> [What to produce] Rewrite the lines from the beginning through the line with "- colorbar-unit-label: photon", inclusive, replacing "polar-label" with "polar-tick" and changing nothing else.

=== Data provided ===

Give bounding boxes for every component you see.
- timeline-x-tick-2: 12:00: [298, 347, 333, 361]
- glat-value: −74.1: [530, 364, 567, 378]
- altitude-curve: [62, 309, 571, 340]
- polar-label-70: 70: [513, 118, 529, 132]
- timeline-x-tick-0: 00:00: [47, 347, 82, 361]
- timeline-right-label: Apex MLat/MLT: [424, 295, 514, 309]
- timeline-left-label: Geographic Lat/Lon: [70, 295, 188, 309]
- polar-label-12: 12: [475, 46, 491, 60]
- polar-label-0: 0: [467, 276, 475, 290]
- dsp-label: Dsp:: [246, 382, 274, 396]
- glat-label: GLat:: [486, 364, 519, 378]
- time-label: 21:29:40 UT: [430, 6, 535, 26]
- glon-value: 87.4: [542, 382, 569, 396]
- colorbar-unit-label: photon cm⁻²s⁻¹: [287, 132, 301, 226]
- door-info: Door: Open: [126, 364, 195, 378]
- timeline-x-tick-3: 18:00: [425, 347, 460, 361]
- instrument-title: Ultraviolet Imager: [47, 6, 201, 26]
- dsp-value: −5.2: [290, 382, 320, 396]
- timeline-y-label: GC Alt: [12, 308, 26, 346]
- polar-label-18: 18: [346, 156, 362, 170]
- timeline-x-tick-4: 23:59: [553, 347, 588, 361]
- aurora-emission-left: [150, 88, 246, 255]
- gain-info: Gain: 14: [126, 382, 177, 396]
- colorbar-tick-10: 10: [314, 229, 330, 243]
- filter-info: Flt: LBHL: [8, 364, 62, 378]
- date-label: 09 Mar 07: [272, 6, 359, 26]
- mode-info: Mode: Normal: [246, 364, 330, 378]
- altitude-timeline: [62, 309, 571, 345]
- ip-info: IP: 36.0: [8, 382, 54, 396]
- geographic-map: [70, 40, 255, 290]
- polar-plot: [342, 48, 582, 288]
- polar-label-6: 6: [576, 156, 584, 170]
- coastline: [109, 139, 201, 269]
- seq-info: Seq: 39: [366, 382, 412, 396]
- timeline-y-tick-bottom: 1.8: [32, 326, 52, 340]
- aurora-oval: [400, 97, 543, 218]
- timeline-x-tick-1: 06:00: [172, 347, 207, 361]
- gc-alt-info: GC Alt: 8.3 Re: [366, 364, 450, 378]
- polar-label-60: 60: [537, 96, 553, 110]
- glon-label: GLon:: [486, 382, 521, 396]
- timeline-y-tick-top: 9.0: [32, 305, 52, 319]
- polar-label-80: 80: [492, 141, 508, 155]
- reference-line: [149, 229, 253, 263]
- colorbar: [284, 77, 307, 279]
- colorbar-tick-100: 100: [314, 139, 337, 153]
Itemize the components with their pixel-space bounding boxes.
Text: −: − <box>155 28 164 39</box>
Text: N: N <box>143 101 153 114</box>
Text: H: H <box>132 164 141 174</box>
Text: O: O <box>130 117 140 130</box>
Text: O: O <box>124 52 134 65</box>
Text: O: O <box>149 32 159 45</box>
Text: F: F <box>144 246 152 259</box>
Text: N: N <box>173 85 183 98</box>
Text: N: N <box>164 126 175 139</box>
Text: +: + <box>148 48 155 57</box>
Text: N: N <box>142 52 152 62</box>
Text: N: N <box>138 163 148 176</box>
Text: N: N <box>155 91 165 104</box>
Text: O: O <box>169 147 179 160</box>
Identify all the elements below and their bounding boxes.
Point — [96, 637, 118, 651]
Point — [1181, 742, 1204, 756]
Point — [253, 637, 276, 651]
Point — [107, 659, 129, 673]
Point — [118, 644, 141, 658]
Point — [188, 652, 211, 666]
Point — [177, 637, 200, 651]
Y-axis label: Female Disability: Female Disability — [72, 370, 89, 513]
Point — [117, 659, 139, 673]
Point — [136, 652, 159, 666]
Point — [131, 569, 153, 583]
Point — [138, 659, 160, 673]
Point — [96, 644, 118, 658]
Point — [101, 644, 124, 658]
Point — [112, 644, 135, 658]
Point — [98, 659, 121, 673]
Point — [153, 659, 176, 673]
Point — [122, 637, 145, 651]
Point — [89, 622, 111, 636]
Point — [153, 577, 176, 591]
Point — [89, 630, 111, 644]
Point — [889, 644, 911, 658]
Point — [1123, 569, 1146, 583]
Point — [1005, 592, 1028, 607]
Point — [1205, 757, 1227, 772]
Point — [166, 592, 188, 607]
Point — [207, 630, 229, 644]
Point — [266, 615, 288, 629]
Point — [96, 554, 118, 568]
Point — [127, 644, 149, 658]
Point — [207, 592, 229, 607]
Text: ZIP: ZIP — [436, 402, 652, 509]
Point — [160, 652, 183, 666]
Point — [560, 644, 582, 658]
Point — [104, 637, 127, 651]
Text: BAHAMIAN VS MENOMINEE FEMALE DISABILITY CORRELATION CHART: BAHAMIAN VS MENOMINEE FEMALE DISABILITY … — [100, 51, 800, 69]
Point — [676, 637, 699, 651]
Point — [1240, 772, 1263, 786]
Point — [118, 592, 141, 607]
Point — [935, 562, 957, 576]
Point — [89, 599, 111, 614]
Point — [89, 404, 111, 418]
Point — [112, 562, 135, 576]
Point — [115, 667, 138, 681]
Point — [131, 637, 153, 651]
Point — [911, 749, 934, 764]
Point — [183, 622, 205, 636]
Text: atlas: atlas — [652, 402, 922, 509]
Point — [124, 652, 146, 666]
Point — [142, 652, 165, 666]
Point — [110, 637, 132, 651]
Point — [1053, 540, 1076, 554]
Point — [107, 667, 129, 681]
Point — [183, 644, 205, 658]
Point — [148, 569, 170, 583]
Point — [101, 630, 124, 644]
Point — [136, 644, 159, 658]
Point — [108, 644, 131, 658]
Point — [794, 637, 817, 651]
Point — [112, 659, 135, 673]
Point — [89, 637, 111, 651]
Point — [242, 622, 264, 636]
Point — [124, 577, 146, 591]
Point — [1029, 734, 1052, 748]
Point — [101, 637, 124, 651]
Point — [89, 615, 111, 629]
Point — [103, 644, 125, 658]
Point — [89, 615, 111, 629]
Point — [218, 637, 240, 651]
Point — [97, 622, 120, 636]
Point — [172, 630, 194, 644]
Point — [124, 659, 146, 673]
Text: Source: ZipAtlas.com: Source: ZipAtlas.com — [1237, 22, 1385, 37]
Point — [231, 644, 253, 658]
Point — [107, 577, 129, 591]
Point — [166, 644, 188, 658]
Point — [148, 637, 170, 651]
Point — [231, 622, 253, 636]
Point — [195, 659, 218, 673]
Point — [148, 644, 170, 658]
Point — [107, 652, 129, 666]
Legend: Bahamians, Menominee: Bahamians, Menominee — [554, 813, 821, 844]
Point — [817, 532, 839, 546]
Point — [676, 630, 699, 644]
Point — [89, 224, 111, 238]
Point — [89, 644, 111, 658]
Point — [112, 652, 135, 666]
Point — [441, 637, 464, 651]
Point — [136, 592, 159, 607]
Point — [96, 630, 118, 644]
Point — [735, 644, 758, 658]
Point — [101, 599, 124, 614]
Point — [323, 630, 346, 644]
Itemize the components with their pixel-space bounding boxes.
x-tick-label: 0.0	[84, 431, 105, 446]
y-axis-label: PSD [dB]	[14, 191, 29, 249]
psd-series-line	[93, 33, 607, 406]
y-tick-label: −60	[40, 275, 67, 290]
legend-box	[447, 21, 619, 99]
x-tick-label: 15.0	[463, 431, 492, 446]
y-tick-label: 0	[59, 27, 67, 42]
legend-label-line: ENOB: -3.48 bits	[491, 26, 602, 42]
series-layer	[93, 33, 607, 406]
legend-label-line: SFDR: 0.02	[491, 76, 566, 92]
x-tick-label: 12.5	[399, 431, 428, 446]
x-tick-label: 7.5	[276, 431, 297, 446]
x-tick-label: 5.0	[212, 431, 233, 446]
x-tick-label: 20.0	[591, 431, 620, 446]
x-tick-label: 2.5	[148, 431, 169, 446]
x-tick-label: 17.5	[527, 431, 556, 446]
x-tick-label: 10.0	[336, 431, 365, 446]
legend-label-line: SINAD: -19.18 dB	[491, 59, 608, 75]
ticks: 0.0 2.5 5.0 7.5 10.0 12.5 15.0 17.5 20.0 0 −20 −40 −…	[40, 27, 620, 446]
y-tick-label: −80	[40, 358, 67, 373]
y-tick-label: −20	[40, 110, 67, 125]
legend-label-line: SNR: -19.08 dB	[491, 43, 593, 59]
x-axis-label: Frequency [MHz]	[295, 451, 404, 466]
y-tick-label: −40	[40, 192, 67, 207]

===

> [Written answer]
Give bounding boxes for every component you see.
- timeline-x-tick-2: 12:00: [298, 347, 333, 361]
- glat-value: −74.1: [530, 364, 567, 378]
- altitude-curve: [62, 309, 571, 340]
- polar-tick-70: 70: [513, 118, 529, 132]
- timeline-x-tick-0: 00:00: [47, 347, 82, 361]
- timeline-right-label: Apex MLat/MLT: [424, 295, 514, 309]
- timeline-left-label: Geographic Lat/Lon: [70, 295, 188, 309]
- polar-tick-12: 12: [475, 46, 491, 60]
- polar-tick-0: 0: [467, 276, 475, 290]
- dsp-label: Dsp:: [246, 382, 274, 396]
- glat-label: GLat:: [486, 364, 519, 378]
- time-label: 21:29:40 UT: [430, 6, 535, 26]
- glon-value: 87.4: [542, 382, 569, 396]
- colorbar-unit-label: photon cm⁻²s⁻¹: [287, 132, 301, 226]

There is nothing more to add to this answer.